[Extracted records]
▬▬▬

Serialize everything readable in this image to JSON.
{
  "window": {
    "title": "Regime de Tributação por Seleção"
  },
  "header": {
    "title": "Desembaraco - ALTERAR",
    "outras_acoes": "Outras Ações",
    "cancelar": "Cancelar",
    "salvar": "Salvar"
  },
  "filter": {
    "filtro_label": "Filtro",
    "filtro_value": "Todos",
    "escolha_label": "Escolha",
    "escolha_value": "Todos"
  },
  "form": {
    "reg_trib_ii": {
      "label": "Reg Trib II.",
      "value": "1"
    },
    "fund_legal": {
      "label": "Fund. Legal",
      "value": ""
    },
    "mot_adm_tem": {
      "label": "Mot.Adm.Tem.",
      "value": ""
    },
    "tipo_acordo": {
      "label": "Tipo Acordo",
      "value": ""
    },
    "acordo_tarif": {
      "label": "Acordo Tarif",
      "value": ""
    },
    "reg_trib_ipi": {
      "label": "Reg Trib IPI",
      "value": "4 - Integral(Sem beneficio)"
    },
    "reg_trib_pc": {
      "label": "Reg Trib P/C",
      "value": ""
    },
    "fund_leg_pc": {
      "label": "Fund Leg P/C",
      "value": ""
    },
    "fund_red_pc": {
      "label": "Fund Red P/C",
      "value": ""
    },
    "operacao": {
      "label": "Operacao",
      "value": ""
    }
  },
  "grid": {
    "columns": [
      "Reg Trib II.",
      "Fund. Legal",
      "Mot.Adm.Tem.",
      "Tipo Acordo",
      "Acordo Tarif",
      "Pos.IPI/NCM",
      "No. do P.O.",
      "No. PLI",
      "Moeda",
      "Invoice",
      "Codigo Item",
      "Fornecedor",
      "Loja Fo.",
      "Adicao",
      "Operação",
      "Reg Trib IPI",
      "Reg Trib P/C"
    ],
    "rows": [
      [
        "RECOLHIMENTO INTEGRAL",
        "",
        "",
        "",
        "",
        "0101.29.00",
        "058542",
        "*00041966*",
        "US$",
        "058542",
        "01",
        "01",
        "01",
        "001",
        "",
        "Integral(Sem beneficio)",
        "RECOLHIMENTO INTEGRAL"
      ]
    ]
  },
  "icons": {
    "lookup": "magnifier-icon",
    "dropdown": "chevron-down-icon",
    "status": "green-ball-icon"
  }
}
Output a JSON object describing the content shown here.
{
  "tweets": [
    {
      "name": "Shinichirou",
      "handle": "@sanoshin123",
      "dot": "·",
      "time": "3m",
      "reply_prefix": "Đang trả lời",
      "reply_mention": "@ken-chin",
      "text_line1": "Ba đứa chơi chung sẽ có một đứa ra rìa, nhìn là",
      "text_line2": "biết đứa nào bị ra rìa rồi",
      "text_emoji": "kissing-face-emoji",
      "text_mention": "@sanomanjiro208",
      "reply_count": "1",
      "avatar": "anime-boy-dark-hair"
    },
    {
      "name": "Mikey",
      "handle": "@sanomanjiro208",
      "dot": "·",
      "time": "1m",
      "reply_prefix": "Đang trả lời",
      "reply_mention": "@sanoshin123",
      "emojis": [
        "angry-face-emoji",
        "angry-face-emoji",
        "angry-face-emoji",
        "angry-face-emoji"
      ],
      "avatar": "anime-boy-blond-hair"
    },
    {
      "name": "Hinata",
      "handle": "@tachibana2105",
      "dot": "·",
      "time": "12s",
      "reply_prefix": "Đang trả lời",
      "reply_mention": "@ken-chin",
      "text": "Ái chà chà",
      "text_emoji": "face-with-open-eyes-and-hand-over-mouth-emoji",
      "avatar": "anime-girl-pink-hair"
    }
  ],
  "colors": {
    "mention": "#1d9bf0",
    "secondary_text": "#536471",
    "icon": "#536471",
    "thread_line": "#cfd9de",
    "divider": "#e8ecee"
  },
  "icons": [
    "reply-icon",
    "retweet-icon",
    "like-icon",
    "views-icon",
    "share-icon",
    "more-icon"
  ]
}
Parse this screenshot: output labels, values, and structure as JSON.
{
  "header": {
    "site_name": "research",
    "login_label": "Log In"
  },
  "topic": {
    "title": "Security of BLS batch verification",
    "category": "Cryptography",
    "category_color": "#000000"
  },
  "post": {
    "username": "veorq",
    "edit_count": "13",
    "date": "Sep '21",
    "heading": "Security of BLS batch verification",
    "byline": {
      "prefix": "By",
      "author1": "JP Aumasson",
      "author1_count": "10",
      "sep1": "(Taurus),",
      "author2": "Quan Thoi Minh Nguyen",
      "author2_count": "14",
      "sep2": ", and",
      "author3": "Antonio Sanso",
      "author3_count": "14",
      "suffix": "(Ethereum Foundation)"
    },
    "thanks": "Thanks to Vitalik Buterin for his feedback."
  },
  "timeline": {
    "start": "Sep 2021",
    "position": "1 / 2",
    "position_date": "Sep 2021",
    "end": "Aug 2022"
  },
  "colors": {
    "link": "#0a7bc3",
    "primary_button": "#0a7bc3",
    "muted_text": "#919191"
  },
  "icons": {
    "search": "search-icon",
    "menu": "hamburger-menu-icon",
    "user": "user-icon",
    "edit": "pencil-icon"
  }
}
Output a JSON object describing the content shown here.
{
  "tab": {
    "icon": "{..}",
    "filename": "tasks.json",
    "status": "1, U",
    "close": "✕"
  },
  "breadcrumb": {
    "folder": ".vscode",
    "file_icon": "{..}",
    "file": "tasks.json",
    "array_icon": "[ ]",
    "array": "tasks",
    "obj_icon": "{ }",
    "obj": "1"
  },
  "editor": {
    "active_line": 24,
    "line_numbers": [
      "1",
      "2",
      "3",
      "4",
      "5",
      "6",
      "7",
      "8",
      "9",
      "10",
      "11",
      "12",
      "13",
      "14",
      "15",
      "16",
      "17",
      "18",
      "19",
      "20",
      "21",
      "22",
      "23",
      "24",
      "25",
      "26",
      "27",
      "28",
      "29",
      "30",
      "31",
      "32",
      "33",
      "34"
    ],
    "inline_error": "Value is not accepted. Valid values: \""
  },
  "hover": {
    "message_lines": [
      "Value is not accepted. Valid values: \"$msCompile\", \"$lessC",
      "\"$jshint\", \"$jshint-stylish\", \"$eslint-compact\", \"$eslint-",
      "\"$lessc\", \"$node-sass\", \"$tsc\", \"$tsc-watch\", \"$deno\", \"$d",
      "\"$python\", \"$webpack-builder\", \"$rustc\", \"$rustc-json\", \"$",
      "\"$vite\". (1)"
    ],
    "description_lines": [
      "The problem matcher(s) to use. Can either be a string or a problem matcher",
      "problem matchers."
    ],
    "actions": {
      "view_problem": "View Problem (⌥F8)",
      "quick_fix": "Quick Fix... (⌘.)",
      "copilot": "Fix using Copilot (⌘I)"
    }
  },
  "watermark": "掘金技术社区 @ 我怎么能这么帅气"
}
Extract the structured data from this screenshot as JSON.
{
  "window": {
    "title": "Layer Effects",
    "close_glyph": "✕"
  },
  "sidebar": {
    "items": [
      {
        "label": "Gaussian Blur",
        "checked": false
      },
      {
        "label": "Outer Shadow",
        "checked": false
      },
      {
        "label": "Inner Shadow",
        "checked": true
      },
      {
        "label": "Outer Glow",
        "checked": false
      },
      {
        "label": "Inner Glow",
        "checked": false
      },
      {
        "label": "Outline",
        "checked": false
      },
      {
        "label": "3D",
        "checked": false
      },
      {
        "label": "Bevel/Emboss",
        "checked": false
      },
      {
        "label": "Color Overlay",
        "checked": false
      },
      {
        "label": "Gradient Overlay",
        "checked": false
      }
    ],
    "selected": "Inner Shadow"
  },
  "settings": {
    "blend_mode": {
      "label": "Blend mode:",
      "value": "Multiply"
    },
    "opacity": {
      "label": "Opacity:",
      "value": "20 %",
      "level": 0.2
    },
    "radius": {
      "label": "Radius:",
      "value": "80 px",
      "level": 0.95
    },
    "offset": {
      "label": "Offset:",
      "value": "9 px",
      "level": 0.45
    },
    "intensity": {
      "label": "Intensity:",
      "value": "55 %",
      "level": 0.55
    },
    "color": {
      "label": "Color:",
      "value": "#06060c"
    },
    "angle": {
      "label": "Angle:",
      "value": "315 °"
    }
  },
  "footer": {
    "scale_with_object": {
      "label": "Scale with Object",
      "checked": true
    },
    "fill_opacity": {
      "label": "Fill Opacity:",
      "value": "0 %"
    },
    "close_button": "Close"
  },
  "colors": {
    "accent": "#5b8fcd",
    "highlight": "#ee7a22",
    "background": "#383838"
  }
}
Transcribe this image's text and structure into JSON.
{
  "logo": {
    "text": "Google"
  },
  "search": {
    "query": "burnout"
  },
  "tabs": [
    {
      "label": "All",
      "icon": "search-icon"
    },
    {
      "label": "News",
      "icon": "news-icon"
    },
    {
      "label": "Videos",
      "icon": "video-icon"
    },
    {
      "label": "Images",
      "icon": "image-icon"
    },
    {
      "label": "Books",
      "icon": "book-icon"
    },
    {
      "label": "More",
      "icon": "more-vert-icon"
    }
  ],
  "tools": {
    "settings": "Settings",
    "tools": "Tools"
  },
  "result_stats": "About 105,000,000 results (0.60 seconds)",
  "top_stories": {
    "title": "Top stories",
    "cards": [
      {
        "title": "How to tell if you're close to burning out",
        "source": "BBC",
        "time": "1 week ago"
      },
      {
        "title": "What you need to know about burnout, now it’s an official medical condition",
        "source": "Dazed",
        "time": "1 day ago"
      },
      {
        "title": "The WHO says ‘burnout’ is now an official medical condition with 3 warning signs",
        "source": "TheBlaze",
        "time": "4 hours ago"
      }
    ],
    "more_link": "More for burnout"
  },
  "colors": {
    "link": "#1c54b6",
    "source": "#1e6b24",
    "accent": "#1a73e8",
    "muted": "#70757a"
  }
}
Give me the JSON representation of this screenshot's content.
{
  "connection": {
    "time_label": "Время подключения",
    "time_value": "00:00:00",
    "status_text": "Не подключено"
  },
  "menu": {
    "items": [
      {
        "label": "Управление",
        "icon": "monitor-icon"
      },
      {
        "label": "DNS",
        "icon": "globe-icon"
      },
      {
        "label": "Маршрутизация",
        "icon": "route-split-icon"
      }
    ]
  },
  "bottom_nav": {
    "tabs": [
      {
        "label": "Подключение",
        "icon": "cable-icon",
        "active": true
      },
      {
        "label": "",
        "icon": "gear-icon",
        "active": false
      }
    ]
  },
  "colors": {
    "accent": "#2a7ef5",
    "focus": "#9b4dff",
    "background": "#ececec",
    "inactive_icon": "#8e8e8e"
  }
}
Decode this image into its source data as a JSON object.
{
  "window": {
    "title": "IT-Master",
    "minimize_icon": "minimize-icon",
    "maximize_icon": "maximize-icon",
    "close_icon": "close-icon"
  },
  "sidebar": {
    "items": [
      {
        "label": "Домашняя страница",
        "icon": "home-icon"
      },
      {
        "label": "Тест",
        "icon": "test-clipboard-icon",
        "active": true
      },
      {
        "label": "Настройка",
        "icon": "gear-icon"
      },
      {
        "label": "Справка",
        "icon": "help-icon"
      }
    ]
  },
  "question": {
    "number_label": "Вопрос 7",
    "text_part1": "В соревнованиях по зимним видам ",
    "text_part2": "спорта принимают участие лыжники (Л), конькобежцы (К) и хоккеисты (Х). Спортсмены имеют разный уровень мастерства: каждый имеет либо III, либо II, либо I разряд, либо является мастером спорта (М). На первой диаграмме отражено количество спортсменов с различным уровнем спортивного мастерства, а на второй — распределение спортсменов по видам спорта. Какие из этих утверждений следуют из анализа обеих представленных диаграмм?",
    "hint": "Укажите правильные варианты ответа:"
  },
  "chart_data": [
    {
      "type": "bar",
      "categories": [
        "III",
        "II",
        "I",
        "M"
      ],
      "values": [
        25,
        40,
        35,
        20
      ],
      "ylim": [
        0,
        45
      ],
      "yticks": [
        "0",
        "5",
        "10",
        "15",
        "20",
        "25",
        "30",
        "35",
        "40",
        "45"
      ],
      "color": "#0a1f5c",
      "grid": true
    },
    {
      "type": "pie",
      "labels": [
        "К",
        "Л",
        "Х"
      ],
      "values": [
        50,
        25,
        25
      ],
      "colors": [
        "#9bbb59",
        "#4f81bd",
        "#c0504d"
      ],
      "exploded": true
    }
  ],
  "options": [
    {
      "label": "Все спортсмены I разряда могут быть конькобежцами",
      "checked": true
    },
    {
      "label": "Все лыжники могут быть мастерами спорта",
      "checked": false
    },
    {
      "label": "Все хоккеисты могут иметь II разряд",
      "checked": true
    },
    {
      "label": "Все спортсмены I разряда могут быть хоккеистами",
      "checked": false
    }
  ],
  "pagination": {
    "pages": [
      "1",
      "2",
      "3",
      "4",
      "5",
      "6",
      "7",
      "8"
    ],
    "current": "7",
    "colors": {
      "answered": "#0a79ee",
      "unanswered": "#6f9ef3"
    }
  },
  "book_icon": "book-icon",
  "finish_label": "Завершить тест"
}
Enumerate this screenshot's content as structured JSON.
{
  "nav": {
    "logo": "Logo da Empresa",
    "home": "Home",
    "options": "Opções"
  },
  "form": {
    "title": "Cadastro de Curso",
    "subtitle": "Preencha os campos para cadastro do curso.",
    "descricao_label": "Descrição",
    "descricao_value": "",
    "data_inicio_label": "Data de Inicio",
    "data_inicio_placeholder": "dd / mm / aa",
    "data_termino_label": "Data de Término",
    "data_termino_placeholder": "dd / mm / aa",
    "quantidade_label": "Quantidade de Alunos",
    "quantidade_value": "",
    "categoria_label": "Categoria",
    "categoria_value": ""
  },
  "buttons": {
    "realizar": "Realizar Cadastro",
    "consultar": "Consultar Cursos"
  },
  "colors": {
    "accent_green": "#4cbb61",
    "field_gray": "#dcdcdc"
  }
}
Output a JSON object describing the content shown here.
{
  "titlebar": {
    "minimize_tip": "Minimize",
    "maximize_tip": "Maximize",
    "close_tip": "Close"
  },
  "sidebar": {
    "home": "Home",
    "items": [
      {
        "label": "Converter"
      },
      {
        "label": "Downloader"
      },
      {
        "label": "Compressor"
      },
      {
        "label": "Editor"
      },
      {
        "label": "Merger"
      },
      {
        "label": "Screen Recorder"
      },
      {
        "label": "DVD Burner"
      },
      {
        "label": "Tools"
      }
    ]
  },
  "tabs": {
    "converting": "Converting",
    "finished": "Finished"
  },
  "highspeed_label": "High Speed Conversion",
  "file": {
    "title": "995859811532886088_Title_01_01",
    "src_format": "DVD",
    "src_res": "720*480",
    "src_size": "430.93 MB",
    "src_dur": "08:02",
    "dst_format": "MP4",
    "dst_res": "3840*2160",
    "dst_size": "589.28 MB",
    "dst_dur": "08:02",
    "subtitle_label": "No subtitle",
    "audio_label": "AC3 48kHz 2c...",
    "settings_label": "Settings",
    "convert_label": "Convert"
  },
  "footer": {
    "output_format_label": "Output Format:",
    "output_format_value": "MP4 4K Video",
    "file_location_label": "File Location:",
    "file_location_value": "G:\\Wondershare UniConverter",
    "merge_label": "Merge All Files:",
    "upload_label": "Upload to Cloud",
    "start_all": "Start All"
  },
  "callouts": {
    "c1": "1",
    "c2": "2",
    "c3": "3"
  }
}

▬▬▬

**Your objective:** Extract each line holding the word "hair" from the records.

**Response for this exercise:**
      "avatar": "anime-boy-dark-hair"
      "avatar": "anime-boy-blond-hair"
      "avatar": "anime-girl-pink-hair"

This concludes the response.